======== Trecho do documento ========
Diante desse quadro, como se posiciona o clube de groupthink dos economistas locais? Passada a encenação da telepatia, o grupo agora procura alertar a nova equipe acerca dos “perigos” envolvidos na política pretendida. Um membro sênior do grupo, tucano da velha guarda, expressa sua preocupação com a “política fiscal expansionista, e a visão bem antiga do papel do Estado na economia ”que “parece” emergir das discussões da equipe de transição.
O aparente equilíbrio que estamos por ora vivendo é extremamente instável e escamoteia um futuro próximo que pode ser bem desagradável
De fato, a “visão de Estado” embutida no pensamento do PT é antiga. Daquelas bem antigas mesmo, muito mais do que a implícita no artigo em questão. Só analistas muito inocentes — ou cínicos — e economistas heterodoxos jovens, como alguns dos indicados para a equipe, são capazes de acreditar que o objetivo de pacotes de gastos, como o embutido na PEC de transição, seja mesmo de, num raciocínio keynesiano bem raso, “induzir crescimento”. Que crescimento pode ser induzido com a interrupção deliberada de privatizações? Ou pela criação de ministérios como o de “Portos e Aeroportos”, e a reativação do Ministério da Pesca? Que gasto pode ser pior em qualidade do que aquele que concede aumento de salário às categorias mais privilegiadas entre os servidores públicos, pois que engessa ainda mais as despesas obrigatórias do governo e aumenta ainda mais a desigualdade? Sim, a concepção do papel do Estado embutida no projeto do PT é bem mais antiga do que a desenhada por Keynes, num contexto de necessidade de reconstrução da infraestrutura ocidental no pós-Primeira Guerra Mundial. Diversamente desta última, ela objetiva apenas drenar os recursos do setor real em direção ao estamento burocrático; sufocar o setor produtivo com uma carga tributária inviável; e multiplicar a presença do Estado em todas as atividades econômicas, maximizando as possibilidades de extração de rendas — “legais” ou não — por aqueles que orbitam o poder. É o mecanismo descrito por Raymundo Faoro, que se encontra em movimento no Brasil, com breves interstícios, desde o governo-geral de Tomé de Sousa, que começou em 1549. Um desses hiatos, ressalvada a óbvia impossibilidade de desarme desta potente máquina de coleta de rendas em tão curto espaço de tempo, deu-se nos últimos quatro anos. (Discuto neste artigo a reação do estamento ao governo Bolsonaro.)
Outro representante do clube argumenta que bastaria que os gastos não fossem expandidos ao limite permitido pela PEC, ou que “se negociem com a sociedade e com o Congresso Nacional medidas que elevem os impostos e reduzam gastos e subsídios”, para que a taxa de câmbio deslizasse para o patamar de 4,5 ou menos.
======== Entradas do conjunto ========
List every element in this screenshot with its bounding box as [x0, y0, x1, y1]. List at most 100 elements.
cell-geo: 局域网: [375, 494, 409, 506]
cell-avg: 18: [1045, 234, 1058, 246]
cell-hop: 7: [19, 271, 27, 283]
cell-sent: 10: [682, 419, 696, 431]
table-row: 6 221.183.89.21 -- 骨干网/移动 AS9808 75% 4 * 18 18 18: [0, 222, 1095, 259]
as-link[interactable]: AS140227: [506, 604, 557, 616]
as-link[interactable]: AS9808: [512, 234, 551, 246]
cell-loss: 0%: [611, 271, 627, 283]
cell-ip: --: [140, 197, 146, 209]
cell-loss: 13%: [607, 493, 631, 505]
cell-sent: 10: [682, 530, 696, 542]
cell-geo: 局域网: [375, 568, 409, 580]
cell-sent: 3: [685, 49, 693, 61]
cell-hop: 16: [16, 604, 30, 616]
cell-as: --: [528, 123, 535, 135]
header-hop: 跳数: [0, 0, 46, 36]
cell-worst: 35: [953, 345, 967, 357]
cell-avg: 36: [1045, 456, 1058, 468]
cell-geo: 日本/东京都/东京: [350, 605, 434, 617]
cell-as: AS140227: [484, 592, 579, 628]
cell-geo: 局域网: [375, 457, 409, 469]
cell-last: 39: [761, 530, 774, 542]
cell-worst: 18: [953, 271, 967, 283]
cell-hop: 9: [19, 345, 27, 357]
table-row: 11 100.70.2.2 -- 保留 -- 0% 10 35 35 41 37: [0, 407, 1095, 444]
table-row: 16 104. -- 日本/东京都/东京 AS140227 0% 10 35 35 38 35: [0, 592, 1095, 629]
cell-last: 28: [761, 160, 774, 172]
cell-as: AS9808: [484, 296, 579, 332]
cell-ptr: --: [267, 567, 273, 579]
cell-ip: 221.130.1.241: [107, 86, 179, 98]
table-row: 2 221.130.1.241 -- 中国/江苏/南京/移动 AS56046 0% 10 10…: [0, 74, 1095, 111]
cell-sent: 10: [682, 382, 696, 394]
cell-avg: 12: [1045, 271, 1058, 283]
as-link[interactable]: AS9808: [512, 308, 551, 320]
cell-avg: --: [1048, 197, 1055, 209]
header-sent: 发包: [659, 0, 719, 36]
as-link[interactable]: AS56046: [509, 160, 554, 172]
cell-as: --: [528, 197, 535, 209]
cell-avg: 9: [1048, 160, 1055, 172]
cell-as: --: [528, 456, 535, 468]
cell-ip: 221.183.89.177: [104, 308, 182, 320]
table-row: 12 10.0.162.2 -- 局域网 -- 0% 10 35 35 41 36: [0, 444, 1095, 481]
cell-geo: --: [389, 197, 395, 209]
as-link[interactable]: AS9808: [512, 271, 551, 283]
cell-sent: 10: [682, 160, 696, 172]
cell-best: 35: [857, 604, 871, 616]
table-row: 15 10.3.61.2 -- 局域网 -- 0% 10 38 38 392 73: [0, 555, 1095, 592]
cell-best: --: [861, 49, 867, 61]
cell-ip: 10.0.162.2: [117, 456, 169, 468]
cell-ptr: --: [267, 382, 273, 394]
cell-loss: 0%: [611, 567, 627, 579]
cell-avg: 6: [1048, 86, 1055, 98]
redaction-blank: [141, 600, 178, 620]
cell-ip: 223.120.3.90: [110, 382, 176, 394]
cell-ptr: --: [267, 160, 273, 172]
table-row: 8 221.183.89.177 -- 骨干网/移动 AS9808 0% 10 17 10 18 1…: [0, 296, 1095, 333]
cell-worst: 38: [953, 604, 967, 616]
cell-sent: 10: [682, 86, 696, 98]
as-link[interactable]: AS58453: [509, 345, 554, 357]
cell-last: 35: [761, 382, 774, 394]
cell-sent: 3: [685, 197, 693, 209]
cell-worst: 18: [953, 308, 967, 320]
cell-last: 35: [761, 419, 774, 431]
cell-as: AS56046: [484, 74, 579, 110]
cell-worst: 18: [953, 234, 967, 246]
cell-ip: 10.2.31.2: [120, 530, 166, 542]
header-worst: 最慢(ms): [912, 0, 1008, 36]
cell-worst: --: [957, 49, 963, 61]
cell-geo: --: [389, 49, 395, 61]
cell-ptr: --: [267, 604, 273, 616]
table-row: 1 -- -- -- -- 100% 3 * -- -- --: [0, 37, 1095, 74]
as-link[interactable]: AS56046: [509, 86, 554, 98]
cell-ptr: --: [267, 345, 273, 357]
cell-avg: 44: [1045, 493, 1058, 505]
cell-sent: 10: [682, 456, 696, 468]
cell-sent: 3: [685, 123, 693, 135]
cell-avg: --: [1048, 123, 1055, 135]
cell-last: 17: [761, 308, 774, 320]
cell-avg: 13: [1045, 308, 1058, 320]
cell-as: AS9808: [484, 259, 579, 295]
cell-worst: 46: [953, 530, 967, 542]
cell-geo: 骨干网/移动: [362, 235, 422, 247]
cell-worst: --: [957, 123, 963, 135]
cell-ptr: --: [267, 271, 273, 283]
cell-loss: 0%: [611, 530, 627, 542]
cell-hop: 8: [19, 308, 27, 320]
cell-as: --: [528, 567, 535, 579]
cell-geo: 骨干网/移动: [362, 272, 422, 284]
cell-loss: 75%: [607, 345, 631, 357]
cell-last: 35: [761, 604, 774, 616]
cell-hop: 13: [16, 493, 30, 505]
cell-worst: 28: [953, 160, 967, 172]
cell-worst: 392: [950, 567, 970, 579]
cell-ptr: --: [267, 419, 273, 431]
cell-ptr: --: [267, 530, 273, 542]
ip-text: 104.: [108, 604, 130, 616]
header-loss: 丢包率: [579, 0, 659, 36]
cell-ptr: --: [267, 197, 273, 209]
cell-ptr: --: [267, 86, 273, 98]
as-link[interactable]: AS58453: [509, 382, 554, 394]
========
Exercício breve 1: Reúna todas as linhas das entradas que contêm a palavra "sent", diferenciando maiúsculas de minúsculas.
Exercício breve 2: Prossiga o texto sobre a política fiscal da equipe de transição a partir do ponto em que ele termina.

Resposta 1:
cell-sent: 10: [682, 419, 696, 431]
cell-sent: 10: [682, 530, 696, 542]
cell-sent: 3: [685, 49, 693, 61]
cell-sent: 10: [682, 382, 696, 394]
header-sent: 发包: [659, 0, 719, 36]
cell-sent: 10: [682, 160, 696, 172]
cell-sent: 10: [682, 86, 696, 98]
cell-sent: 3: [685, 197, 693, 209]
cell-sent: 10: [682, 456, 696, 468]
cell-sent: 3: [685, 123, 693, 135]

Resposta 2:
Aqui temos um caso de quase dissonância cognitiva. Por acaso houve momento em que o teto de gastos, em algum instante dos seus seis anos de existência, não tenha sido utilizado até o seu limite, mesmo por governos que, reconhecidamente, praticaram políticas fiscais menos expansionistas do que as do PT? Para além desse devaneio, o articulista implicitamente parece acreditar que tudo se resume a um jogo de soma zero. Basta “negociar com a sociedade” mais 2% do PIB em carga tributária e — voilá — a conta fecha, como se nossa já reduzida capacidade de crescimento fosse inelástica à carga tributária a que o setor privado é submetido. Para além desta inconsistência temporal, o artigo não traz nem uma palavra a respeito da evidente dificuldade política associada ao aumento de impostos em uma situação de contração da atividade econômica e elevado endividamento das famílias, que, como já argumentei em artigo anterior, o Brasil já parece se encontrar.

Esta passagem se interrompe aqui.